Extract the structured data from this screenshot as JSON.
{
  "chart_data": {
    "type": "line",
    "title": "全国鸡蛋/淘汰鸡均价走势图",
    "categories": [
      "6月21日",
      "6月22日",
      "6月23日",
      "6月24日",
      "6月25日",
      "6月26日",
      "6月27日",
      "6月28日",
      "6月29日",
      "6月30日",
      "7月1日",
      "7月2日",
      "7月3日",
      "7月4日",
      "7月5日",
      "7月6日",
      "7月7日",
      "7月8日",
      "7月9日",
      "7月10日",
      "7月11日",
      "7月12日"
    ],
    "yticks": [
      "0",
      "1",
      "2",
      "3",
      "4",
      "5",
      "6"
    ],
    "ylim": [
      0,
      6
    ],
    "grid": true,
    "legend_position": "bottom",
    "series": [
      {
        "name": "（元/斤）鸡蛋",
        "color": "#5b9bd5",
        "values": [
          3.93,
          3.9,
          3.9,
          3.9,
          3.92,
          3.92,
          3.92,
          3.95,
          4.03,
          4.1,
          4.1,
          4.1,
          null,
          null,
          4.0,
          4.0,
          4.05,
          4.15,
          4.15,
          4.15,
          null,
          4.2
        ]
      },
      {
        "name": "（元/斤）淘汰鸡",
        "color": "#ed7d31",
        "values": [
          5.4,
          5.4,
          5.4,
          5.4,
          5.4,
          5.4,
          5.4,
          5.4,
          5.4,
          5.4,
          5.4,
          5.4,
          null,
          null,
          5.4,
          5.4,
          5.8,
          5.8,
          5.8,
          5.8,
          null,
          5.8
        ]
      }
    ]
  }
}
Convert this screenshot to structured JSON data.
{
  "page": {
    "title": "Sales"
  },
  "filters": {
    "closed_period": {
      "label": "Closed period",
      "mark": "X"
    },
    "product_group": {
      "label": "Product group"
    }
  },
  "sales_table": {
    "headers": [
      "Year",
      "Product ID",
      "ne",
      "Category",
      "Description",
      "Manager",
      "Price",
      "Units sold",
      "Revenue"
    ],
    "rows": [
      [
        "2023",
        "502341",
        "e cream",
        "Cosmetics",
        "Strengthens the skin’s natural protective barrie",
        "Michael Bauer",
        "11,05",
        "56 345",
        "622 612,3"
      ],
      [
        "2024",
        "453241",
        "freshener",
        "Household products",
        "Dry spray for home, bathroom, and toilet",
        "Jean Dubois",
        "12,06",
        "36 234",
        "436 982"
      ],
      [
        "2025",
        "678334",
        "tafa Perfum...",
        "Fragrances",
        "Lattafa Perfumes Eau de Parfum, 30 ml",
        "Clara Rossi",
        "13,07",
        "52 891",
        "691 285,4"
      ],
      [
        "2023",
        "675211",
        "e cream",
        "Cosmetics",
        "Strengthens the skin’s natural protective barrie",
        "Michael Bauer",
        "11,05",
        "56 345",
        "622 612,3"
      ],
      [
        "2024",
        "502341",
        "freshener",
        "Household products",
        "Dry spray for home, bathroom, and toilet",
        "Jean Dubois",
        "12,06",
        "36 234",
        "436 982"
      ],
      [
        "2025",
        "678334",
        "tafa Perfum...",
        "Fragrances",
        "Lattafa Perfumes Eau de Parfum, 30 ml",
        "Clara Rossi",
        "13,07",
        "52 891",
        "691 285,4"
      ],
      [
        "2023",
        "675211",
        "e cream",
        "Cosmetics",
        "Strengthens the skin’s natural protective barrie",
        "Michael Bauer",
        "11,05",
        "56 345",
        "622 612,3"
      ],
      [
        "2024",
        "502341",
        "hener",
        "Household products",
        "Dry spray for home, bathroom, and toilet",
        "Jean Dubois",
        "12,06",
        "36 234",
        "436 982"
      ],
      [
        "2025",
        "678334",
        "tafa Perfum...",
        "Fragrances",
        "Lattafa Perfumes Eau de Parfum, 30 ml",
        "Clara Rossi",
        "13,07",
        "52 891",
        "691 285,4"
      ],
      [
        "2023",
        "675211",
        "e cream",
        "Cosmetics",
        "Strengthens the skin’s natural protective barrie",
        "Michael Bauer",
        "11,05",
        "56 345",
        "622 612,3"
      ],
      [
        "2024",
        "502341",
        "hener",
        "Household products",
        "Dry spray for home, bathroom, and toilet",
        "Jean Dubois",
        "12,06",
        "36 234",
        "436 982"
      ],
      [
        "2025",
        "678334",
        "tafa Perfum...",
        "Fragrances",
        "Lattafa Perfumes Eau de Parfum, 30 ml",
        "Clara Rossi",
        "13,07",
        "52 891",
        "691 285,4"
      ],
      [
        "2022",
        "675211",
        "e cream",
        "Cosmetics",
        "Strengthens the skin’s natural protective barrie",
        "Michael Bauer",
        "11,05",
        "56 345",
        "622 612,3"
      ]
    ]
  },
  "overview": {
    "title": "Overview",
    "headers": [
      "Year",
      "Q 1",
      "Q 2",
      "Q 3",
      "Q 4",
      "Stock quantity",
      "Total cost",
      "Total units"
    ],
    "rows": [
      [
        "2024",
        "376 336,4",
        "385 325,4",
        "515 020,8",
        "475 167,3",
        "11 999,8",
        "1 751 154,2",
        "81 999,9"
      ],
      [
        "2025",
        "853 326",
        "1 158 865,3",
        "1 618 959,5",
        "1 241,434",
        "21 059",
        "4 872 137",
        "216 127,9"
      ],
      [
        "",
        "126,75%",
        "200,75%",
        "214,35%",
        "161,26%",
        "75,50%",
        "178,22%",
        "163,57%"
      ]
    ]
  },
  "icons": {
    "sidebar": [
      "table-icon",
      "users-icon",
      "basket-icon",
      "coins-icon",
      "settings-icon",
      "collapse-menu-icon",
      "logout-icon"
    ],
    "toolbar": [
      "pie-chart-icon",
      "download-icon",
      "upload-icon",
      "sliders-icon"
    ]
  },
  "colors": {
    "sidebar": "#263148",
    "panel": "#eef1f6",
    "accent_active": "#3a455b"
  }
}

^^^^^^^^^^^^^^^^

Reproduce the whole listing word for word.

Extract the structured data from this screenshot as JSON.
{
  "chart_data": {
    "type": "line",
    "title": "全国鸡蛋/淘汰鸡均价走势图",
    "categories": [
      "6月21日",
      "6月22日",
      "6月23日",
      "6月24日",
      "6月25日",
      "6月26日",
      "6月27日",
      "6月28日",
      "6月29日",
      "6月30日",
      "7月1日",
      "7月2日",
      "7月3日",
      "7月4日",
      "7月5日",
      "7月6日",
      "7月7日",
      "7月8日",
      "7月9日",
      "7月10日",
      "7月11日",
      "7月12日"
    ],
    "yticks": [
      "0",
      "1",
      "2",
      "3",
      "4",
      "5",
      "6"
    ],
    "ylim": [
      0,
      6
    ],
    "grid": true,
    "legend_position": "bottom",
    "series": [
      {
        "name": "（元/斤）鸡蛋",
        "color": "#5b9bd5",
        "values": [
          3.93,
          3.9,
          3.9,
          3.9,
          3.92,
          3.92,
          3.92,
          3.95,
          4.03,
          4.1,
          4.1,
          4.1,
          null,
          null,
          4.0,
          4.0,
          4.05,
          4.15,
          4.15,
          4.15,
          null,
          4.2
        ]
      },
      {
        "name": "（元/斤）淘汰鸡",
        "color": "#ed7d31",
        "values": [
          5.4,
          5.4,
          5.4,
          5.4,
          5.4,
          5.4,
          5.4,
          5.4,
          5.4,
          5.4,
          5.4,
          5.4,
          null,
          null,
          5.4,
          5.4,
          5.8,
          5.8,
          5.8,
          5.8,
          null,
          5.8
        ]
      }
    ]
  }
}
Convert this screenshot to structured JSON data.
{
  "page": {
    "title": "Sales"
  },
  "filters": {
    "closed_period": {
      "label": "Closed period",
      "mark": "X"
    },
    "product_group": {
      "label": "Product group"
    }
  },
  "sales_table": {
    "headers": [
      "Year",
      "Product ID",
      "ne",
      "Category",
      "Description",
      "Manager",
      "Price",
      "Units sold",
      "Revenue"
    ],
    "rows": [
      [
        "2023",
        "502341",
        "e cream",
        "Cosmetics",
        "Strengthens the skin’s natural protective barrie",
        "Michael Bauer",
        "11,05",
        "56 345",
        "622 612,3"
      ],
      [
        "2024",
        "453241",
        "freshener",
        "Household products",
        "Dry spray for home, bathroom, and toilet",
        "Jean Dubois",
        "12,06",
        "36 234",
        "436 982"
      ],
      [
        "2025",
        "678334",
        "tafa Perfum...",
        "Fragrances",
        "Lattafa Perfumes Eau de Parfum, 30 ml",
        "Clara Rossi",
        "13,07",
        "52 891",
        "691 285,4"
      ],
      [
        "2023",
        "675211",
        "e cream",
        "Cosmetics",
        "Strengthens the skin’s natural protective barrie",
        "Michael Bauer",
        "11,05",
        "56 345",
        "622 612,3"
      ],
      [
        "2024",
        "502341",
        "freshener",
        "Household products",
        "Dry spray for home, bathroom, and toilet",
        "Jean Dubois",
        "12,06",
        "36 234",
        "436 982"
      ],
      [
        "2025",
        "678334",
        "tafa Perfum...",
        "Fragrances",
        "Lattafa Perfumes Eau de Parfum, 30 ml",
        "Clara Rossi",
        "13,07",
        "52 891",
        "691 285,4"
      ],
      [
        "2023",
        "675211",
        "e cream",
        "Cosmetics",
        "Strengthens the skin’s natural protective barrie",
        "Michael Bauer",
        "11,05",
        "56 345",
        "622 612,3"
      ],
      [
        "2024",
        "502341",
        "hener",
        "Household products",
        "Dry spray for home, bathroom, and toilet",
        "Jean Dubois",
        "12,06",
        "36 234",
        "436 982"
      ],
      [
        "2025",
        "678334",
        "tafa Perfum...",
        "Fragrances",
        "Lattafa Perfumes Eau de Parfum, 30 ml",
        "Clara Rossi",
        "13,07",
        "52 891",
        "691 285,4"
      ],
      [
        "2023",
        "675211",
        "e cream",
        "Cosmetics",
        "Strengthens the skin’s natural protective barrie",
        "Michael Bauer",
        "11,05",
        "56 345",
        "622 612,3"
      ],
      [
        "2024",
        "502341",
        "hener",
        "Household products",
        "Dry spray for home, bathroom, and toilet",
        "Jean Dubois",
        "12,06",
        "36 234",
        "436 982"
      ],
      [
        "2025",
        "678334",
        "tafa Perfum...",
        "Fragrances",
        "Lattafa Perfumes Eau de Parfum, 30 ml",
        "Clara Rossi",
        "13,07",
        "52 891",
        "691 285,4"
      ],
      [
        "2022",
        "675211",
        "e cream",
        "Cosmetics",
        "Strengthens the skin’s natural protective barrie",
        "Michael Bauer",
        "11,05",
        "56 345",
        "622 612,3"
      ]
    ]
  },
  "overview": {
    "title": "Overview",
    "headers": [
      "Year",
      "Q 1",
      "Q 2",
      "Q 3",
      "Q 4",
      "Stock quantity",
      "Total cost",
      "Total units"
    ],
    "rows": [
      [
        "2024",
        "376 336,4",
        "385 325,4",
        "515 020,8",
        "475 167,3",
        "11 999,8",
        "1 751 154,2",
        "81 999,9"
      ],
      [
        "2025",
        "853 326",
        "1 158 865,3",
        "1 618 959,5",
        "1 241,434",
        "21 059",
        "4 872 137",
        "216 127,9"
      ],
      [
        "",
        "126,75%",
        "200,75%",
        "214,35%",
        "161,26%",
        "75,50%",
        "178,22%",
        "163,57%"
      ]
    ]
  },
  "icons": {
    "sidebar": [
      "table-icon",
      "users-icon",
      "basket-icon",
      "coins-icon",
      "settings-icon",
      "collapse-menu-icon",
      "logout-icon"
    ],
    "toolbar": [
      "pie-chart-icon",
      "download-icon",
      "upload-icon",
      "sliders-icon"
    ]
  },
  "colors": {
    "sidebar": "#263148",
    "panel": "#eef1f6",
    "accent_active": "#3a455b"
  }
}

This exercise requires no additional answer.